When you reach the records below, output each one exactly.

__________________________________________________

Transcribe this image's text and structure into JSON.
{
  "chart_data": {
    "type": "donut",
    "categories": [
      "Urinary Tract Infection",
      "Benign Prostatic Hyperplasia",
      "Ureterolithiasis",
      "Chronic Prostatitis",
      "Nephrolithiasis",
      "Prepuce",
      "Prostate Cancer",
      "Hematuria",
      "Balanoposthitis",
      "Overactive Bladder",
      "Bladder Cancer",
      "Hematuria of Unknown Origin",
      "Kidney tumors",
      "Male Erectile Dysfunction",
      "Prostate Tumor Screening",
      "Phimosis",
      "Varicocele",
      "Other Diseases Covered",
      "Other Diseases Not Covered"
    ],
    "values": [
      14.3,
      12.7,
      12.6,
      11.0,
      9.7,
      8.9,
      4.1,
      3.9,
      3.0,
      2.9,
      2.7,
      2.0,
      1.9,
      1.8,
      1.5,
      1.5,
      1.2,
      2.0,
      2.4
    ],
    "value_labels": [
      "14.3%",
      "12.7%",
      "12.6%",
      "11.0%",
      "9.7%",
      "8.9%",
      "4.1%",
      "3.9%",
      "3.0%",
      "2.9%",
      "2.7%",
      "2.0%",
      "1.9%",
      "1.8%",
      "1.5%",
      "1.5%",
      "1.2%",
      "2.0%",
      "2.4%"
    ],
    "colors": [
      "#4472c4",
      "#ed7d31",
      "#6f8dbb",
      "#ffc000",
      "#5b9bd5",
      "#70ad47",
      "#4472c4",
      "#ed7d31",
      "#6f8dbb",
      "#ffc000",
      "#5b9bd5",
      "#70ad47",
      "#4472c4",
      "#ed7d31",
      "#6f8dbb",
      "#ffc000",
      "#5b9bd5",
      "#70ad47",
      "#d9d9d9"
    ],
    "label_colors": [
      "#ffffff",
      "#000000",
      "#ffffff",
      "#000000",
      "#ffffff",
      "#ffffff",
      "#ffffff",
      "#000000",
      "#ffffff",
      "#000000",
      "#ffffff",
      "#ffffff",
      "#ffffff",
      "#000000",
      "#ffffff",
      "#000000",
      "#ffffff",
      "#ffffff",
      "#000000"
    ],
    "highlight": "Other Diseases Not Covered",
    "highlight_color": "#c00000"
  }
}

__________________________________________________

* _Written answer_
Transcribe this image's text and structure into JSON.
{
  "chart_data": {
    "type": "donut",
    "categories": [
      "Urinary Tract Infection",
      "Benign Prostatic Hyperplasia",
      "Ureterolithiasis",
      "Chronic Prostatitis",
      "Nephrolithiasis",
      "Prepuce",
      "Prostate Cancer",
      "Hematuria",
      "Balanoposthitis",
      "Overactive Bladder",
      "Bladder Cancer",
      "Hematuria of Unknown Origin",
      "Kidney tumors",
      "Male Erectile Dysfunction",
      "Prostate Tumor Screening",
      "Phimosis",
      "Varicocele",
      "Other Diseases Covered",
      "Other Diseases Not Covered"
    ],
    "values": [
      14.3,
      12.7,
      12.6,
      11.0,
      9.7,
      8.9,
      4.1,
      3.9,
      3.0,
      2.9,
      2.7,
      2.0,
      1.9,
      1.8,
      1.5,
      1.5,
      1.2,
      2.0,
      2.4
    ],
    "value_labels": [
      "14.3%",
      "12.7%",
      "12.6%",
      "11.0%",
      "9.7%",
      "8.9%",
      "4.1%",
      "3.9%",
      "3.0%",
      "2.9%",
      "2.7%",
      "2.0%",
      "1.9%",
      "1.8%",
      "1.5%",
      "1.5%",
      "1.2%",
      "2.0%",
      "2.4%"
    ],
    "colors": [
      "#4472c4",
      "#ed7d31",
      "#6f8dbb",
      "#ffc000",
      "#5b9bd5",
      "#70ad47",
      "#4472c4",
      "#ed7d31",
      "#6f8dbb",
      "#ffc000",
      "#5b9bd5",
      "#70ad47",
      "#4472c4",
      "#ed7d31",
      "#6f8dbb",
      "#ffc000",
      "#5b9bd5",
      "#70ad47",
      "#d9d9d9"
    ],
    "label_colors": [
      "#ffffff",
      "#000000",
      "#ffffff",
      "#000000",
      "#ffffff",
      "#ffffff",
      "#ffffff",
      "#000000",
      "#ffffff",
      "#000000",
      "#ffffff",
      "#ffffff",
      "#ffffff",
      "#000000",
      "#ffffff",
      "#000000",
      "#ffffff",
      "#ffffff",
      "#000000"
    ],
    "highlight": "Other Diseases Not Covered",
    "highlight_color": "#c00000"
  }
}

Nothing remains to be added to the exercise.